-- Page extract follows --
'There is nothing quite like landing flat on your back from five feet up onto hard, pebbly ground as an eight-year-old. Not being able to breathe for 30 or 40 seconds, feeling as if you might vomit, and enduring the pain of bruised ribs for the following week can teach a child to respect heights and gravity like no classroom activity ever can," a Globe reader wrote in a recent letter to the editor.
"I injured myself repeatedly throughout my childhood. I would not give up one moment of pain, one drop of blood, or one incident of trying [to] scratch under a cast with a ruler for anything. It was grand!" the letter continued.
In this charming bit of nostalgia is reflected the common belief that play involves risks and that getting hurt is part of growing up -- it builds character.
Implicit, too, in this harkening back to a bygone era is the notion that kids today are too coddled, that the so-called nanny state is, in the words of a Globe editorial, trying to create a "risk-free, fun-free" environment that takes all the joy out of childhood.
Nonsense.
Trauma -- falls, motor vehicle crashes, drowning, suffocation -- is the leading cause of death, disability and severe injury among Canadian children.
There is nothing grand about a child who takes his new bike out for a spin and cracks open his head in a fall, nothing magical in a game of hide-and-seek that ends with a little girl suffocated because she hid in an old beer fridge, no better-than-school lesson for a child who falls from an old slide and shatters his spine, nothing wonderful in finding a toddler floating face down in a pool.
But there is something enduring about losing a child to a banal accident: crushing, inconsolable grief.
Injury-prevention programs and injury-prevention groups including Safe Kids Canada, SmartRisk and ThinkFirst have sprung up for a reason.
And it is no coincidence that all these groups were founded by front-line health professionals who had witnessed the senseless carnage first-hand in pediatric emergency rooms and critical-care units, and decided to dedicate themselves to prevention.
This week, Allyson Hewitt, executive director of Safe Kids Canada, a group based at Toronto's Hospital for Sick Children, released data that should give all parents pause.
Standing in front of 50 silhouette cutouts of children, she noted that, based on experience, during this summer's school holidays an estimated 50 children will die and another 1,800 will be seriously injured while participating in four basic activities: biking, swimming, walking and playing in playgrounds.
-- Page extract concluded --
-- Material supplied follows --
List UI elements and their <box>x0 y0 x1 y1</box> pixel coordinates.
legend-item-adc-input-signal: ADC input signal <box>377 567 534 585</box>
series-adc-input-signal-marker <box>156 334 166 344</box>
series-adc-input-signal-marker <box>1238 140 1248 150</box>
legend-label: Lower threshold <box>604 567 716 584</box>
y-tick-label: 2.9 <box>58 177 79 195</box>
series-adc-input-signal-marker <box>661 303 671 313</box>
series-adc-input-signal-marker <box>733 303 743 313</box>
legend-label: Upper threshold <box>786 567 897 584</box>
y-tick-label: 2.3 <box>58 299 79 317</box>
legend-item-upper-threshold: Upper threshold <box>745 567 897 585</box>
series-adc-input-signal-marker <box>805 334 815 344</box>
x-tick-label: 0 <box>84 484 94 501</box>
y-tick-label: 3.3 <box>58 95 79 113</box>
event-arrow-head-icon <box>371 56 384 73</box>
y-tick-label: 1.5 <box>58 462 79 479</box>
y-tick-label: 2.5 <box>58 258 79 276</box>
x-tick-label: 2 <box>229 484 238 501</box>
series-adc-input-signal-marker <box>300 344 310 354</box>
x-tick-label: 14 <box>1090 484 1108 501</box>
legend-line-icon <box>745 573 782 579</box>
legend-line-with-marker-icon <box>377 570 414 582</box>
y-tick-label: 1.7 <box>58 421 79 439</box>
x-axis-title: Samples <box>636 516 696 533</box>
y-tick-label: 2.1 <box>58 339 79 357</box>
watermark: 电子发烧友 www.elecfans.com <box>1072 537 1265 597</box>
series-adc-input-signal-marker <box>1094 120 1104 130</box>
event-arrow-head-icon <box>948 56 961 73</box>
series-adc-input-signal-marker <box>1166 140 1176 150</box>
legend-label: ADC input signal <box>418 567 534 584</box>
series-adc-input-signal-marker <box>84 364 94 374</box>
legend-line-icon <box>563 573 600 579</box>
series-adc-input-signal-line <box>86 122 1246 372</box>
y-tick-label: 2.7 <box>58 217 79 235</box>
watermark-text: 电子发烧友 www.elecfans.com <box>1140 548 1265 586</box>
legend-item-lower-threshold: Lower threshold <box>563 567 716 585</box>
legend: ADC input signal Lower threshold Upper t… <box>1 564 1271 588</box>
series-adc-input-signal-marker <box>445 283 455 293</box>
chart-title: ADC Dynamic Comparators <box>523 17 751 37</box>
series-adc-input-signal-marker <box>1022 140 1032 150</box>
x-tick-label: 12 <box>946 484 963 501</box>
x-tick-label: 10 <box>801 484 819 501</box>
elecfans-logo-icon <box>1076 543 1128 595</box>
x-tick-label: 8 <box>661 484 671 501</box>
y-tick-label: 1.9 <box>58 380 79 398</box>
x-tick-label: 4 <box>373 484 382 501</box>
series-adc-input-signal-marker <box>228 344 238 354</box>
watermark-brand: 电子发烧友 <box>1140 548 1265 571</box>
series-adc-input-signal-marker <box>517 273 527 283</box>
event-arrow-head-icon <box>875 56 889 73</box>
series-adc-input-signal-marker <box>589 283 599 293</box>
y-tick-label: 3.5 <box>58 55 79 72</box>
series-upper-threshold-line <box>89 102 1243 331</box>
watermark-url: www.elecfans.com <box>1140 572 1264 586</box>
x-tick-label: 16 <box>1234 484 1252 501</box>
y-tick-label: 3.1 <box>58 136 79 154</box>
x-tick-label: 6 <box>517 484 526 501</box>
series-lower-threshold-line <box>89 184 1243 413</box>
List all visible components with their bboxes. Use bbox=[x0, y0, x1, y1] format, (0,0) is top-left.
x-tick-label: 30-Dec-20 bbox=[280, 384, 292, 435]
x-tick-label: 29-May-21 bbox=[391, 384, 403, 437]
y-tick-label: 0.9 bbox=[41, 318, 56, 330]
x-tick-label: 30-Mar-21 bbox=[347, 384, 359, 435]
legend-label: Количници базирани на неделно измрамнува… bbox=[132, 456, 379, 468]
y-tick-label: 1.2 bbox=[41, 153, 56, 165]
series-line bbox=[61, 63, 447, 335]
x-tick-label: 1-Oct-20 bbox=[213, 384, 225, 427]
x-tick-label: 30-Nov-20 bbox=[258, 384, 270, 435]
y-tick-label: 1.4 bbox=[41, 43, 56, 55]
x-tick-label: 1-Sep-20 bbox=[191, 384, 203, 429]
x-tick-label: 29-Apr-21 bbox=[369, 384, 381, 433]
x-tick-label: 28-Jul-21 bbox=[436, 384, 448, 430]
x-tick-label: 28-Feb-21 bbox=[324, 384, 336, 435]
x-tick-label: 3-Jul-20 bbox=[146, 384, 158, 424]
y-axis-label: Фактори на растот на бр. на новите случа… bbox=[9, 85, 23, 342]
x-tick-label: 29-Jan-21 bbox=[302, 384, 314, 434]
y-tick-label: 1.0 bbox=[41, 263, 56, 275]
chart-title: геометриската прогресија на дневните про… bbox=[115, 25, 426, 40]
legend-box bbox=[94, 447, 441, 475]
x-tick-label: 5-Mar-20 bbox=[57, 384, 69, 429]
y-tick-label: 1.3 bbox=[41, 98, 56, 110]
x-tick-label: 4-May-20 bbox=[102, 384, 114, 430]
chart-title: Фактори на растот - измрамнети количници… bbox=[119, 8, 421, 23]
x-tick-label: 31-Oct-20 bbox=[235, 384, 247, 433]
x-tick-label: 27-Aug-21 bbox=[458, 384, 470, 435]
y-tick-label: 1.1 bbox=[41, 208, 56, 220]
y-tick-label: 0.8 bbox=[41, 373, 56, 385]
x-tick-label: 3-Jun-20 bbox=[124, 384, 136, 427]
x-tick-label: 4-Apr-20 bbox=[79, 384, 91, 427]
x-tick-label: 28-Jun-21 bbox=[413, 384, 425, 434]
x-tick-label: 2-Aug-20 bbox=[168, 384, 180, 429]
-- Material supplied concluded --
__Check your understanding__:
(1) In the article on childhood injuries, where is Safe Kids Canada based?
(2) Continue the article on childhood injuries from its last sentence.

__Task responses__:
(1) At Toronto's Hospital for Sick Children.

(2)
Safe Kids estimates that about 40 per cent of the deaths and serious injuries are easily preventable with some basic prevention measures: wearing a properly fitted bike helmet; fencing of pools and supervising children near water; not letting children under the age of 10 cross the street alone; and using playgrounds that meet safety standards (notably soft surfaces and structures no higher than 1.5 metres.).
Another life-saving measure, which was not explicitly stated by the group, is insisting that police enforce traffic regulations, because the leading cause of death of children is motor-vehicle crashes that involve speeding and other violations of the rules of the road.
Note that Ms. Hewitt did not say that children should not bike, swim, walk and play. On the contrary, she encouraged it, saying "kids should get out and get active," though she added that they should "stay safe" doing so.
Injury-prevention groups acknowledge that kids will get hurt. But they argue, quite reasonably, that society should try to reduce risks through education and, where necessary, legislation.
No one is suggesting that children be locked away in a protective bubble or that shock troops scour the countryside to whisk them away from inappropriate play surfaces. But there is no justification for dismissing safety concerns while encouraging play and physical activity.
There is no evidence, despite the moaning of libertarian critics, that safer play is duller play, or that safety measures discourage activity.
Wearing a helmet in no way interferes with the joy of biking or rollerblading; tumbling from the monkey bars into sand instead of onto asphalt is no great loss; and walking to the store to buy a Popsicle on a street where speed limits are enforced infringes on no one's rights.
It's time to stop romanticizing risk and injury and start recognizing the benefits, and the limits, of injury prevention.
Kids will still get their bumps and bruises and their itchy summer casts. But if we take the issue of safety seriously, we will be burying a lot fewer children in the summers to come.
There is nothing quite like living to play again another day.
Postscript: A number of readers have inquired about how a team of firefighters, who were profiled on these pages on May 17 as they prepared to run last Sunday's National Capital Marathon in their full gear, fared in their novel fundraising endeavour for breast cancer research.
The three from the Fire and Emergency Services of Ajax, Ont. -- Mark Somerville, Jeff Wright and Teresa Nowell -- managed to complete the 42.2-kilometre run in just under six hours.
"It was a long, tough slog," Mr. Somerville said, noting that they each carried more than 15 kilograms of equipment on their backs.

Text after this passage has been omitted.